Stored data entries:
──────
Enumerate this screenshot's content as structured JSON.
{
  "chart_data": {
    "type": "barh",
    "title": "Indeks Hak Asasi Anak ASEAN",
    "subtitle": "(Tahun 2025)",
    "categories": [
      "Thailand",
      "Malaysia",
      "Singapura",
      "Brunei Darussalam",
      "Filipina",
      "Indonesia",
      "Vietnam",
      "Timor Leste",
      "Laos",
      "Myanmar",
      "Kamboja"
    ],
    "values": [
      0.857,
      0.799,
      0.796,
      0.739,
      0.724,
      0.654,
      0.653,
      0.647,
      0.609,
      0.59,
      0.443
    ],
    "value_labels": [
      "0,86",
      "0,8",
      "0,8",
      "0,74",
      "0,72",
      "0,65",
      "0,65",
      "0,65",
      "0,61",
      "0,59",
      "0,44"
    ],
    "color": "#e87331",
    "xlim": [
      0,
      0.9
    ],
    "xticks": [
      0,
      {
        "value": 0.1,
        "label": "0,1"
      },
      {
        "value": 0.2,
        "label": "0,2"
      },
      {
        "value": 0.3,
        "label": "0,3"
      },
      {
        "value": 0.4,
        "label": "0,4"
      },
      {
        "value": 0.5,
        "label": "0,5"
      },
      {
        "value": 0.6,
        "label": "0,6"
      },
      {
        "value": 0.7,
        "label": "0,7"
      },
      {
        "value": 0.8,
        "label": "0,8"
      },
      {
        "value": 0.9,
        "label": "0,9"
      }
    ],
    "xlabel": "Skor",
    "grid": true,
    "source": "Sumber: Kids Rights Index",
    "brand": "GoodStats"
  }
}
──────
=== Exercise ===
Every entry must be quoted exactly as it appears above.

=== Full answer ===
Enumerate this screenshot's content as structured JSON.
{
  "chart_data": {
    "type": "barh",
    "title": "Indeks Hak Asasi Anak ASEAN",
    "subtitle": "(Tahun 2025)",
    "categories": [
      "Thailand",
      "Malaysia",
      "Singapura",
      "Brunei Darussalam",
      "Filipina",
      "Indonesia",
      "Vietnam",
      "Timor Leste",
      "Laos",
      "Myanmar",
      "Kamboja"
    ],
    "values": [
      0.857,
      0.799,
      0.796,
      0.739,
      0.724,
      0.654,
      0.653,
      0.647,
      0.609,
      0.59,
      0.443
    ],
    "value_labels": [
      "0,86",
      "0,8",
      "0,8",
      "0,74",
      "0,72",
      "0,65",
      "0,65",
      "0,65",
      "0,61",
      "0,59",
      "0,44"
    ],
    "color": "#e87331",
    "xlim": [
      0,
      0.9
    ],
    "xticks": [
      0,
      {
        "value": 0.1,
        "label": "0,1"
      },
      {
        "value": 0.2,
        "label": "0,2"
      },
      {
        "value": 0.3,
        "label": "0,3"
      },
      {
        "value": 0.4,
        "label": "0,4"
      },
      {
        "value": 0.5,
        "label": "0,5"
      },
      {
        "value": 0.6,
        "label": "0,6"
      },
      {
        "value": 0.7,
        "label": "0,7"
      },
      {
        "value": 0.8,
        "label": "0,8"
      },
      {
        "value": 0.9,
        "label": "0,9"
      }
    ],
    "xlabel": "Skor",
    "grid": true,
    "source": "Sumber: Kids Rights Index",
    "brand": "GoodStats"
  }
}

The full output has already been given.